_Goal of the exercise_
Copy out all the lines where "subtitle" shows up.

(Saved entries)
· · · · ·

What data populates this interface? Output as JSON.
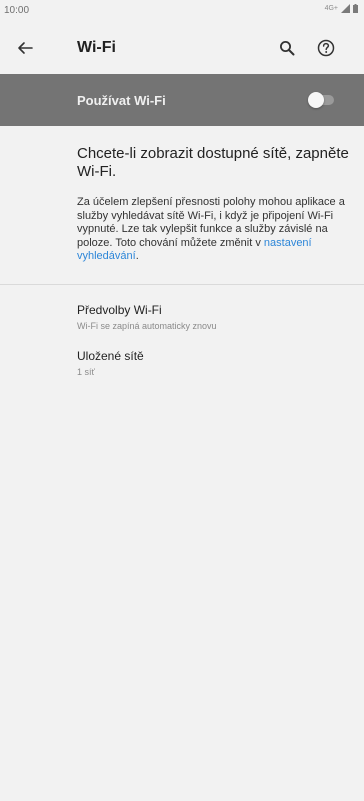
{
  "status_bar": {
    "time": "10:00",
    "network": "4G+"
  },
  "app_bar": {
    "title": "Wi-Fi",
    "icons": [
      "back-arrow-icon",
      "search-icon",
      "help-icon"
    ]
  },
  "master_switch": {
    "label": "Používat Wi-Fi",
    "checked": false,
    "colors": {
      "background": "#747474",
      "text": "#f0f0f0"
    }
  },
  "off_message": {
    "heading": "Chcete-li zobrazit dostupné sítě, zapněte Wi-Fi.",
    "info": "Za účelem zlepšení přesnosti polohy mohou aplikace a služby vyhledávat sítě Wi-Fi, i když je připojení Wi-Fi vypnuté. Lze tak vylepšit funkce a služby závislé na poloze. Toto chování můžete změnit v ",
    "link": "nastavení vyhledávání",
    "info_end": "."
  },
  "preferences": [
    {
      "title": "Předvolby Wi-Fi",
      "subtitle": "Wi-Fi se zapíná automaticky znovu"
    },
    {
      "title": "Uložené sítě",
      "subtitle": "1 síť"
    }
  ],
  "colors": {
    "link": "#2d86d8",
    "background": "#f2f2f2"
  }
}
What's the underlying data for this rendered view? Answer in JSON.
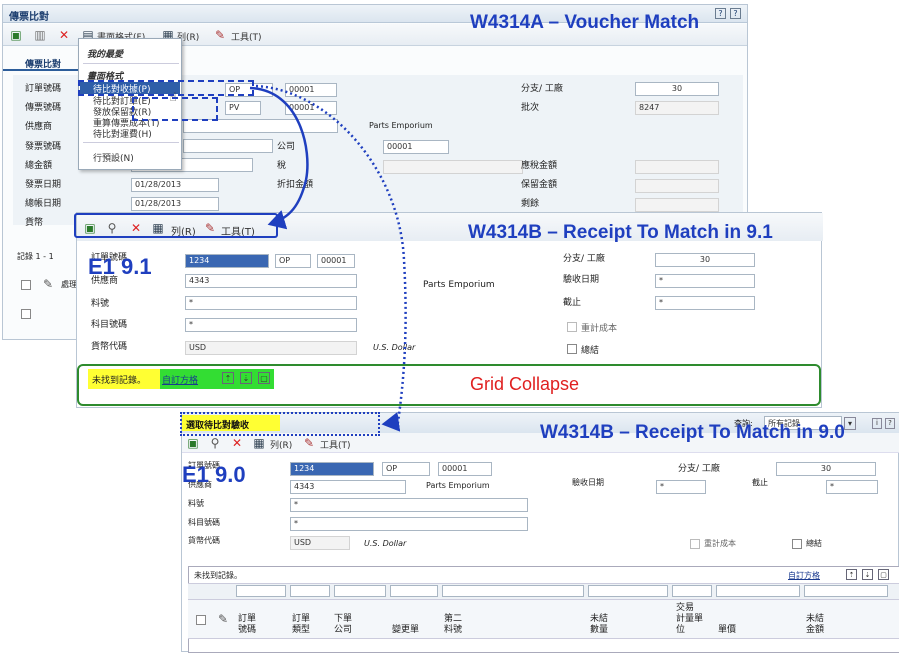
{
  "w1": {
    "heading": "W4314A – Voucher Match",
    "title": "傳票比對",
    "toolbar": {
      "form_label": "畫面格式(F)",
      "row_label": "列(R)",
      "tools_label": "工具(T)"
    },
    "form_tab": "傳票比對",
    "labels": {
      "order_no": "訂單號碼",
      "voucher_no": "傳票號碼",
      "supplier": "供應商",
      "invoice_no": "發票號碼",
      "total": "總金額",
      "invoice_date": "發票日期",
      "gl_date": "總帳日期",
      "currency": "貨幣",
      "branch": "分支/ 工廠",
      "batch": "批次",
      "company": "公司",
      "tax": "稅",
      "discount": "折扣金額",
      "taxable": "應稅金額",
      "retainage": "保留金額",
      "remaining": "剩餘"
    },
    "values": {
      "order_type": "OP",
      "order_co": "00001",
      "voucher_type": "PV",
      "voucher_co": "00001",
      "supplier_name": "Parts Emporium",
      "company": "00001",
      "branch": "30",
      "batch": "8247",
      "invoice_date": "01/28/2013",
      "gl_date": "01/28/2013"
    },
    "records": "記錄 1 - 1",
    "grid_col": "處理"
  },
  "menu": {
    "favorites": "我的最愛",
    "section": "畫面格式",
    "items": [
      "待比對收據(P)",
      "待比對訂單(E)",
      "發放保留款(R)",
      "重算傳票成本(T)",
      "待比對運費(H)"
    ],
    "preferences": "行預設(N)"
  },
  "w2": {
    "heading": "W4314B – Receipt To Match in 9.1",
    "version": "E1 9.1",
    "toolbar": {
      "row_label": "列(R)",
      "tools_label": "工具(T)"
    },
    "labels": {
      "order_no": "訂單號碼",
      "supplier": "供應商",
      "item": "料號",
      "account": "科目號碼",
      "currency": "貨幣代碼",
      "branch": "分支/ 工廠",
      "receipt_date": "驗收日期",
      "cutoff": "截止",
      "recost": "重計成本",
      "closed": "總結"
    },
    "values": {
      "order_no": "1234",
      "order_type": "OP",
      "order_co": "00001",
      "supplier": "4343",
      "supplier_name": "Parts Emporium",
      "item": "*",
      "account": "*",
      "currency": "USD",
      "currency_name": "U.S. Dollar",
      "branch": "30",
      "receipt_date": "*",
      "cutoff": "*"
    },
    "grid_msg": "未找到記錄。",
    "custom_grid": "自訂方格",
    "grid_collapse": "Grid Collapse"
  },
  "w3": {
    "heading": "W4314B – Receipt To Match in 9.0",
    "version": "E1 9.0",
    "title": "選取待比對驗收",
    "query_label": "查詢:",
    "query_value": "所有記錄",
    "toolbar": {
      "row_label": "列(R)",
      "tools_label": "工具(T)"
    },
    "labels": {
      "order_no": "訂單號碼",
      "supplier": "供應商",
      "item": "料號",
      "account": "科目號碼",
      "currency": "貨幣代碼",
      "branch": "分支/ 工廠",
      "receipt_date": "驗收日期",
      "cutoff": "截止",
      "recost": "重計成本",
      "closed": "總結"
    },
    "values": {
      "order_no": "1234",
      "order_type": "OP",
      "order_co": "00001",
      "supplier": "4343",
      "supplier_name": "Parts Emporium",
      "item": "*",
      "account": "*",
      "currency": "USD",
      "currency_name": "U.S. Dollar",
      "branch": "30",
      "receipt_date": "*",
      "cutoff": "*"
    },
    "grid_msg": "未找到記錄。",
    "custom_grid": "自訂方格",
    "columns": [
      "訂單\n號碼",
      "訂單\n類型",
      "下單\n公司",
      "變更單",
      "第二\n料號",
      "未結\n數量",
      "交易\n計量單\n位",
      "單價",
      "未結\n金額"
    ]
  },
  "colors": {
    "accent_blue": "#1f3fbf",
    "highlight_yellow": "#ffff33",
    "highlight_green": "#33dd33",
    "collapse_red": "#e02020",
    "collapse_green": "#2e8b2e"
  }
}
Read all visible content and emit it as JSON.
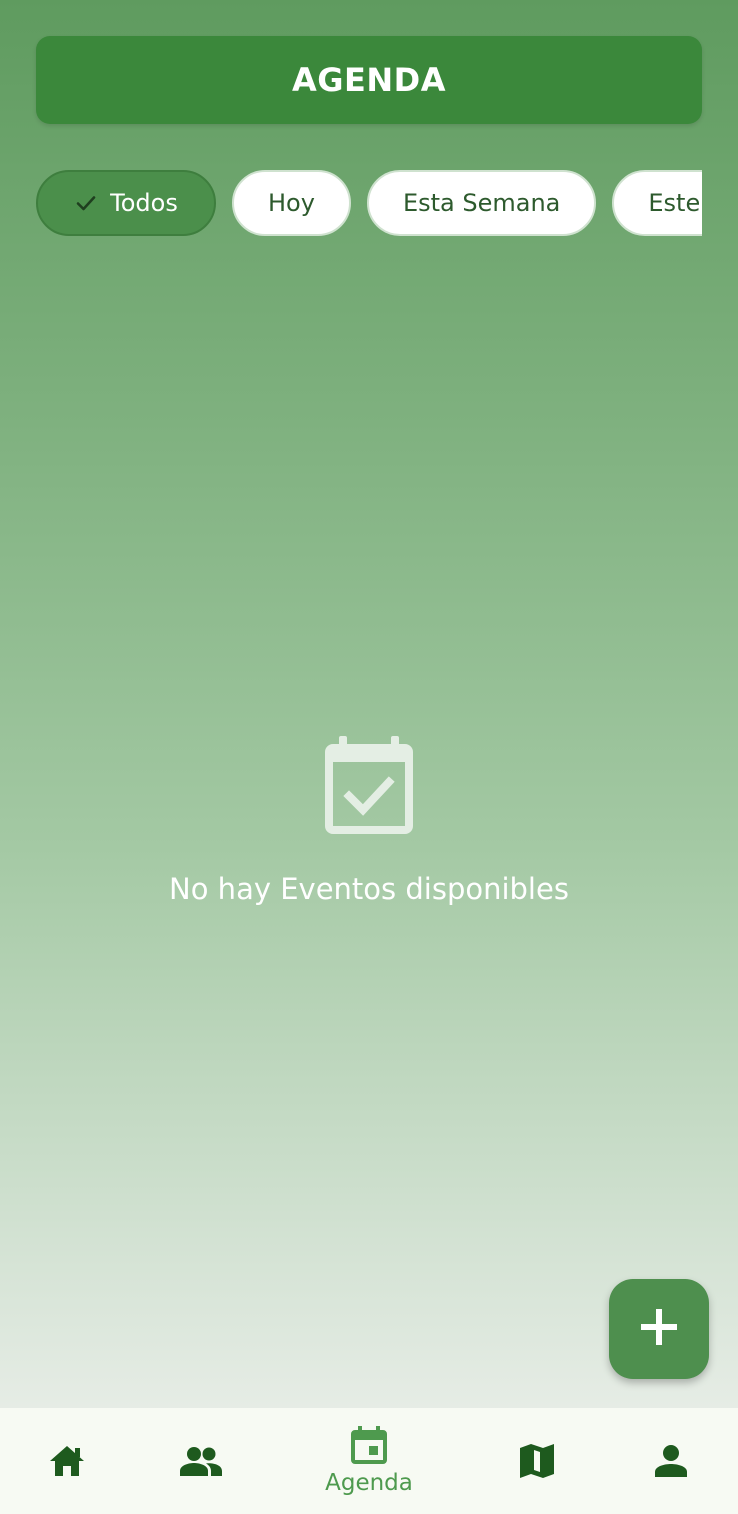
{
  "header": {
    "title": "AGENDA"
  },
  "filters": {
    "chips": [
      {
        "label": "Todos",
        "selected": true
      },
      {
        "label": "Hoy",
        "selected": false
      },
      {
        "label": "Esta Semana",
        "selected": false
      },
      {
        "label": "Este Mes",
        "selected": false
      }
    ]
  },
  "empty_state": {
    "icon": "event-available-icon",
    "message": "No hay Eventos disponibles"
  },
  "fab": {
    "icon": "plus-icon"
  },
  "bottom_nav": {
    "items": [
      {
        "icon": "home-icon",
        "label": "",
        "active": false
      },
      {
        "icon": "people-icon",
        "label": "",
        "active": false
      },
      {
        "icon": "calendar-icon",
        "label": "Agenda",
        "active": true
      },
      {
        "icon": "map-icon",
        "label": "",
        "active": false
      },
      {
        "icon": "person-icon",
        "label": "",
        "active": false
      }
    ]
  },
  "colors": {
    "header_bg": "#3b883b",
    "chip_selected_bg": "#4b8f4b",
    "chip_text": "#2d5a2d",
    "fab_bg": "#4e8f4e",
    "nav_icon": "#1e5a1e",
    "nav_active": "#4e9a4e"
  }
}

· · · · ·

_Output below_
      "subtitle": "Wi-Fi se zapíná automaticky znovu"
      "subtitle": "1 síť"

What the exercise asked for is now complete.